'''
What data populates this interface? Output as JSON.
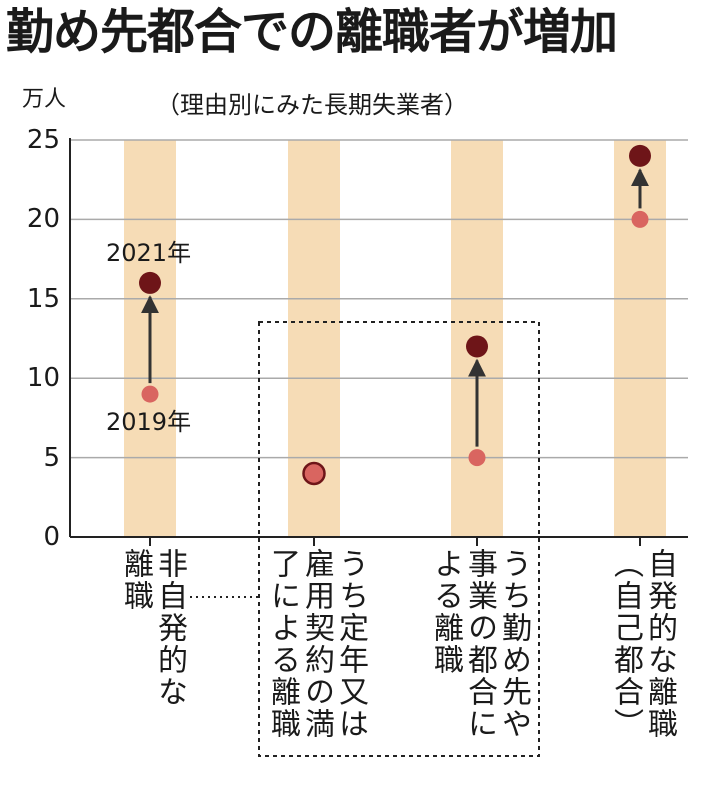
{
  "chart_data": {
    "type": "scatter",
    "title": "勤め先都合での離職者が増加",
    "subtitle": "（理由別にみた長期失業者）",
    "ylabel": "万人",
    "ylim": [
      0,
      25
    ],
    "yticks": [
      0,
      5,
      10,
      15,
      20,
      25
    ],
    "grid": true,
    "categories": [
      {
        "lines": [
          "非自発的な",
          "離職"
        ]
      },
      {
        "lines": [
          "うち定年又は",
          "雇用契約の満",
          "了による離職"
        ]
      },
      {
        "lines": [
          "うち勤め先や",
          "事業の都合に",
          "よる離職"
        ]
      },
      {
        "lines": [
          "自発的な離職",
          "（自己都合）"
        ]
      }
    ],
    "series": [
      {
        "name": "2019年",
        "values": [
          9,
          4,
          5,
          20
        ]
      },
      {
        "name": "2021年",
        "values": [
          16,
          4,
          12,
          24
        ]
      }
    ],
    "colors": {
      "band": "#f6dcb6",
      "grid": "#aaaaaa",
      "y2019": "#d96560",
      "y2021": "#6e1518",
      "arrow": "#333333"
    }
  }
}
'''
* [Exercise details]
Omit the pictures, and quote the material above exactly as given.

* [Result of this exercise]
What data populates this interface? Output as JSON.
{
  "chart_data": {
    "type": "scatter",
    "title": "勤め先都合での離職者が増加",
    "subtitle": "（理由別にみた長期失業者）",
    "ylabel": "万人",
    "ylim": [
      0,
      25
    ],
    "yticks": [
      0,
      5,
      10,
      15,
      20,
      25
    ],
    "grid": true,
    "categories": [
      {
        "lines": [
          "非自発的な",
          "離職"
        ]
      },
      {
        "lines": [
          "うち定年又は",
          "雇用契約の満",
          "了による離職"
        ]
      },
      {
        "lines": [
          "うち勤め先や",
          "事業の都合に",
          "よる離職"
        ]
      },
      {
        "lines": [
          "自発的な離職",
          "（自己都合）"
        ]
      }
    ],
    "series": [
      {
        "name": "2019年",
        "values": [
          9,
          4,
          5,
          20
        ]
      },
      {
        "name": "2021年",
        "values": [
          16,
          4,
          12,
          24
        ]
      }
    ],
    "colors": {
      "band": "#f6dcb6",
      "grid": "#aaaaaa",
      "y2019": "#d96560",
      "y2021": "#6e1518",
      "arrow": "#333333"
    }
  }
}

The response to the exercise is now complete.